**INSTRUCTIONS FOR THE TASK**
Return each line containing "iPhone".

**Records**
* Start *

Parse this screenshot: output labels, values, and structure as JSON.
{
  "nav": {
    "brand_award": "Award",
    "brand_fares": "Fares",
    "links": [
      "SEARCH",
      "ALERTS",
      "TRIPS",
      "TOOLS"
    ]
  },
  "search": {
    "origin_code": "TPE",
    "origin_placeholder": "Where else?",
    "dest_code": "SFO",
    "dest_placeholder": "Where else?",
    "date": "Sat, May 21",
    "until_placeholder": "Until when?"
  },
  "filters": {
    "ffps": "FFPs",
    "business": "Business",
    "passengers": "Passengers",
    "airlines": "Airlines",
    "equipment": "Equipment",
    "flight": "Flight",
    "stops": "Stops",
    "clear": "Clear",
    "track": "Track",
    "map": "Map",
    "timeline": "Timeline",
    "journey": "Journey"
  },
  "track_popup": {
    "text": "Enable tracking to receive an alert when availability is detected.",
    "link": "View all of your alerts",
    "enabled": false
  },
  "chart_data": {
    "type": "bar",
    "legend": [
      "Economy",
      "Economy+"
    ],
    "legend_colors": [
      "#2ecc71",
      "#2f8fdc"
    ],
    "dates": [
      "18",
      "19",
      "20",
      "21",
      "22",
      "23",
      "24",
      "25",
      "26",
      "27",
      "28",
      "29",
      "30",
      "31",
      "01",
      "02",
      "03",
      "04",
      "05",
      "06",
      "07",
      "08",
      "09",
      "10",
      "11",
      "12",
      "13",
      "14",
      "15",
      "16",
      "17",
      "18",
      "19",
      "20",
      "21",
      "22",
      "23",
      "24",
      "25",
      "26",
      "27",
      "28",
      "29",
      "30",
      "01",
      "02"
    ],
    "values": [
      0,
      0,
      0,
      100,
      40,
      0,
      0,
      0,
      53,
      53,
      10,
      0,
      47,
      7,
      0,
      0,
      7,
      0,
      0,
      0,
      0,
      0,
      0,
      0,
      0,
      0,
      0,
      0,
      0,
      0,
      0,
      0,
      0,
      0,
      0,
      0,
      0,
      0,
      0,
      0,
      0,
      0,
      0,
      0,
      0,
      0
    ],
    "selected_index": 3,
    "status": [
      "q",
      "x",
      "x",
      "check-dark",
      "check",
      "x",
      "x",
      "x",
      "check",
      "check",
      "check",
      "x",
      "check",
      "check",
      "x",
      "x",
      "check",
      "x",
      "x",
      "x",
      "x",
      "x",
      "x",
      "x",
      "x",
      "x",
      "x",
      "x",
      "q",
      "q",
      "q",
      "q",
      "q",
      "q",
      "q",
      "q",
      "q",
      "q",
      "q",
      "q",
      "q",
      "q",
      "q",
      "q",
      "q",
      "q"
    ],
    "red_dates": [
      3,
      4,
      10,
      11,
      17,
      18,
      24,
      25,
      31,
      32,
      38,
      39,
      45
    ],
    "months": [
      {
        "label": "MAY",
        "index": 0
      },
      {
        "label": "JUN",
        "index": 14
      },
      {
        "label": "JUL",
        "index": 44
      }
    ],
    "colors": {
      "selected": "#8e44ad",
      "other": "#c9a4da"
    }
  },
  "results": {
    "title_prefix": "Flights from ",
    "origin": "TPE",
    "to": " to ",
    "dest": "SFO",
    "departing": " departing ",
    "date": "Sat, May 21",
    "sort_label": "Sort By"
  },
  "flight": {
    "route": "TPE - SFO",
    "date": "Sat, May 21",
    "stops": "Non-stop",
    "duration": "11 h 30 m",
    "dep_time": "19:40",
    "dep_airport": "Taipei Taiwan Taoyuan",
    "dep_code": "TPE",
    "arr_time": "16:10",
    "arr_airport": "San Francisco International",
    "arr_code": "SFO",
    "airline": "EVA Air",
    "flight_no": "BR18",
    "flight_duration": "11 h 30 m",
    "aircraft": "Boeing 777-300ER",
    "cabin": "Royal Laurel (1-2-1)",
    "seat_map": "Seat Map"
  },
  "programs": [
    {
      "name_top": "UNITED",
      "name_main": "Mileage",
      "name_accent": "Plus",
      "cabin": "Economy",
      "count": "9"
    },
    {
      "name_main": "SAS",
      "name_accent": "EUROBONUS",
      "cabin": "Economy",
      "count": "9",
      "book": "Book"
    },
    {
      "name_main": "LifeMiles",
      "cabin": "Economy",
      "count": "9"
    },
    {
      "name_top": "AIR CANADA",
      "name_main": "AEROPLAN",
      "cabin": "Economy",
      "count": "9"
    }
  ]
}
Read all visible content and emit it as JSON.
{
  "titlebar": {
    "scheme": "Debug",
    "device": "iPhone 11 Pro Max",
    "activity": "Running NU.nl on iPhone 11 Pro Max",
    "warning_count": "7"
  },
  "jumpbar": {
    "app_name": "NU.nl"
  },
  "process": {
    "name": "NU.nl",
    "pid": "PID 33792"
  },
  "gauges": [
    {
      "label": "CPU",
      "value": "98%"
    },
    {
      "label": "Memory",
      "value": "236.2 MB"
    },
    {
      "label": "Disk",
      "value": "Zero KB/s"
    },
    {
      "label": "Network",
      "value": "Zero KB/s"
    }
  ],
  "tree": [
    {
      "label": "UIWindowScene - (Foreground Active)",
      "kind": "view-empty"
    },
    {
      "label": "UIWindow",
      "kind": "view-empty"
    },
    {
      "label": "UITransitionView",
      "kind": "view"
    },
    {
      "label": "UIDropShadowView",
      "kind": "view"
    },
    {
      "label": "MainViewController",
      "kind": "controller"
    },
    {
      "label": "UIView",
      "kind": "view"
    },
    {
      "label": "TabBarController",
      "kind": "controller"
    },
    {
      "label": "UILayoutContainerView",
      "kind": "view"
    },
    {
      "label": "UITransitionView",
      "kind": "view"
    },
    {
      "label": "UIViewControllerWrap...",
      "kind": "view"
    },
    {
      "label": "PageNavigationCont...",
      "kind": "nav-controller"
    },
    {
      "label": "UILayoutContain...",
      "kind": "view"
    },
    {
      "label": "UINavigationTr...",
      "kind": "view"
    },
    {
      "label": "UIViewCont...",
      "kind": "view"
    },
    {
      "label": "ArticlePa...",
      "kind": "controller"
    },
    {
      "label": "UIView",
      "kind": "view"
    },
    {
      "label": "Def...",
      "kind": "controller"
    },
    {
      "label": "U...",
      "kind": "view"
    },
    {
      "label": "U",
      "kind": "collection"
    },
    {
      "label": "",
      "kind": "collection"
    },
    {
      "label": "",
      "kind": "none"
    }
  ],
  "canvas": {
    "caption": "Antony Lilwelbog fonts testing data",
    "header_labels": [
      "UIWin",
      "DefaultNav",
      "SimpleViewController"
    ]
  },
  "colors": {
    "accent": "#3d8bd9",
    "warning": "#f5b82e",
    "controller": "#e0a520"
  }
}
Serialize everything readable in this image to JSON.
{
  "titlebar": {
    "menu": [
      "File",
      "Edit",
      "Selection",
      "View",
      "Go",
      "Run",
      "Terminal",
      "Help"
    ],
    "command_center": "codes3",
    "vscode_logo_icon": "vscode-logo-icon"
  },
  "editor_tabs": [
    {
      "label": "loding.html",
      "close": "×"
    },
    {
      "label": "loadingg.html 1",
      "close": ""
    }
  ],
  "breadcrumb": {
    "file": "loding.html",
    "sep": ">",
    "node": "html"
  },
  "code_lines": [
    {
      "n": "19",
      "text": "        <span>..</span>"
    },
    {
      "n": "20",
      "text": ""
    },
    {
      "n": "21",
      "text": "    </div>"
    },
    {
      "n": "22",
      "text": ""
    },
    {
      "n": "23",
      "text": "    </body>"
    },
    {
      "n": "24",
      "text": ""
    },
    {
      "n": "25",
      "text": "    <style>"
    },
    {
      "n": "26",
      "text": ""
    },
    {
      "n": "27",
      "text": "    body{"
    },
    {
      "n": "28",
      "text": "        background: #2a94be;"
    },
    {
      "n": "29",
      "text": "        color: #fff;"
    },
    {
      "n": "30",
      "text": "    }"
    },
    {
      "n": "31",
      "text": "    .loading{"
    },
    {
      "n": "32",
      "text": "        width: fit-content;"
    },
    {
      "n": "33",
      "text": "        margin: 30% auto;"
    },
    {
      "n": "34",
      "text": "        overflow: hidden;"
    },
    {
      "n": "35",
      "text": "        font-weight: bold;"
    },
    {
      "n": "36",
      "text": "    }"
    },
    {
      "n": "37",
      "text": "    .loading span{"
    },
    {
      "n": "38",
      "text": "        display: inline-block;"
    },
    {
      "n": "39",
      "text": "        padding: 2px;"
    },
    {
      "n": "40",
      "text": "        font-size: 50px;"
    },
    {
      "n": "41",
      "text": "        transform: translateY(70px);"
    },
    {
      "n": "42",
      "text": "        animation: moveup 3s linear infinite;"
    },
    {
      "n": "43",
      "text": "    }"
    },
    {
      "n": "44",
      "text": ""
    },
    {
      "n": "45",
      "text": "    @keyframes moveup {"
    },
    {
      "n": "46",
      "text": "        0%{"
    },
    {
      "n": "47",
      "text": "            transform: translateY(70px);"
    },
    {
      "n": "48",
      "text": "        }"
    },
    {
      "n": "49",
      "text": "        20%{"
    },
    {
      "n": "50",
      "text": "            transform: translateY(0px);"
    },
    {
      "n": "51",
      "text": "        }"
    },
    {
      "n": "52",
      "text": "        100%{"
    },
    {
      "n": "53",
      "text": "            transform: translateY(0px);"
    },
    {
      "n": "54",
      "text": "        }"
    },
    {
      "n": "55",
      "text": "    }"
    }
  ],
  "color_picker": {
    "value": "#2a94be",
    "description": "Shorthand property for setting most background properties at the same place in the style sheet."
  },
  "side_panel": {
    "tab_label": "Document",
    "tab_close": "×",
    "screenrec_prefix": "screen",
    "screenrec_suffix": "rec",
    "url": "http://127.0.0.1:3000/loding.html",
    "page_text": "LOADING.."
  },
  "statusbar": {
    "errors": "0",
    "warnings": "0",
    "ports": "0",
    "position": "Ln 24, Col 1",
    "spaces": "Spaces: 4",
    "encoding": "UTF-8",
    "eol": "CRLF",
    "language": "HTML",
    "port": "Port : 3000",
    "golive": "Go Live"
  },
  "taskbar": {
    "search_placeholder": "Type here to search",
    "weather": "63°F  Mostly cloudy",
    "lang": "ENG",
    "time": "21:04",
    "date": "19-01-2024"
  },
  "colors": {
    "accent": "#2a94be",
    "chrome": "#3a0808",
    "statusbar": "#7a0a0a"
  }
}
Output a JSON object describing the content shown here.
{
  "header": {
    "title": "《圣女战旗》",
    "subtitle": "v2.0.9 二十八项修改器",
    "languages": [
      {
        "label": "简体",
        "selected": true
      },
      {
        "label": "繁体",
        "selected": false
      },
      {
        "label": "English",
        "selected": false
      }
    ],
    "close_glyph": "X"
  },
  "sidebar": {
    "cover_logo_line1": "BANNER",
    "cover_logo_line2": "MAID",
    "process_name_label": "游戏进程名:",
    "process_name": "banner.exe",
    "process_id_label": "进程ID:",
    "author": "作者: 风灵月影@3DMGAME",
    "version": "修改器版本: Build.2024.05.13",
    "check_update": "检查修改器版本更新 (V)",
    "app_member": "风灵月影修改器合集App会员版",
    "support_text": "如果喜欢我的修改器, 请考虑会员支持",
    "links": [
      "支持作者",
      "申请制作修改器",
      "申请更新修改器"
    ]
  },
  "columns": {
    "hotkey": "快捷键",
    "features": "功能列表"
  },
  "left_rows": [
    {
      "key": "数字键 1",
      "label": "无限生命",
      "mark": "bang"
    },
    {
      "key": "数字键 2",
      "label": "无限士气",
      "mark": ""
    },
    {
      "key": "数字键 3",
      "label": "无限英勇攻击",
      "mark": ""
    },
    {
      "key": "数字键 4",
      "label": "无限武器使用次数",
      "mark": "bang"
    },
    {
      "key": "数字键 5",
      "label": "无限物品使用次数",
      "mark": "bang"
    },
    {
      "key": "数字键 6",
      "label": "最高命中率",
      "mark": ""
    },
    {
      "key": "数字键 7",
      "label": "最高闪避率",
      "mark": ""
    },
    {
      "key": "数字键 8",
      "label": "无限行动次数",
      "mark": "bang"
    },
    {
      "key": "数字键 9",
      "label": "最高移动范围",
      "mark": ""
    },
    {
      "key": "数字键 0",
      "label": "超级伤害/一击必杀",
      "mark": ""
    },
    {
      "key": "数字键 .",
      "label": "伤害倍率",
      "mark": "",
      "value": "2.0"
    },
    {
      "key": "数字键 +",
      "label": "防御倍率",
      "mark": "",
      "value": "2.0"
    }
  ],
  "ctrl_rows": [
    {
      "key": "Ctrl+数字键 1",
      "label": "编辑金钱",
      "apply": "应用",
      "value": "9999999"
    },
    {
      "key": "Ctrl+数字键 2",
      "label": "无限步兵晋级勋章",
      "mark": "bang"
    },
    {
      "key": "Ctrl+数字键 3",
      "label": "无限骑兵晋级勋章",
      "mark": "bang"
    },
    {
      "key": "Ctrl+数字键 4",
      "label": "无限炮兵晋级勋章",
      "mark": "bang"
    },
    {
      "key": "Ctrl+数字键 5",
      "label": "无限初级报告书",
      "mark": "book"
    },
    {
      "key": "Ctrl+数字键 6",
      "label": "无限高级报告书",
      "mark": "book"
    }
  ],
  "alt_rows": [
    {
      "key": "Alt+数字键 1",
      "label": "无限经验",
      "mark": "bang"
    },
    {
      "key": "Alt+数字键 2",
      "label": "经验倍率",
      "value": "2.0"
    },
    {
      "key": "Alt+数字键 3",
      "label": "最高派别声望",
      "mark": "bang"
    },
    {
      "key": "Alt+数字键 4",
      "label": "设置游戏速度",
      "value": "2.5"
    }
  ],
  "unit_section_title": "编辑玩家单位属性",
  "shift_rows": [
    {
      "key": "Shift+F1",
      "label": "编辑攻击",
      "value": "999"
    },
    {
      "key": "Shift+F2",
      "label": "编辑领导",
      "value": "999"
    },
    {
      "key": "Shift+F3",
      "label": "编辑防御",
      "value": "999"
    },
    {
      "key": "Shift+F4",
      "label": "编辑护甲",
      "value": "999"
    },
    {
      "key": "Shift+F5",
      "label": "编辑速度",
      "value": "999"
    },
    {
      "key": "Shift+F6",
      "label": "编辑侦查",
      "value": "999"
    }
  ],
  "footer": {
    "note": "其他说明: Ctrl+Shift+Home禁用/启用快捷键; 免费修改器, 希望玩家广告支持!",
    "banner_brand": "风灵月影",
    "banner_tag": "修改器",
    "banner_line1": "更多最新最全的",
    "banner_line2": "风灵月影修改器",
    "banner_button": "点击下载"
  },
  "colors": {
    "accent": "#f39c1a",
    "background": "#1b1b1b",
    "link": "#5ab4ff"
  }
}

* End *

**SOLUTION TO THE EXERCISE**
    "device": "iPhone 11 Pro Max",
    "activity": "Running NU.nl on iPhone 11 Pro Max",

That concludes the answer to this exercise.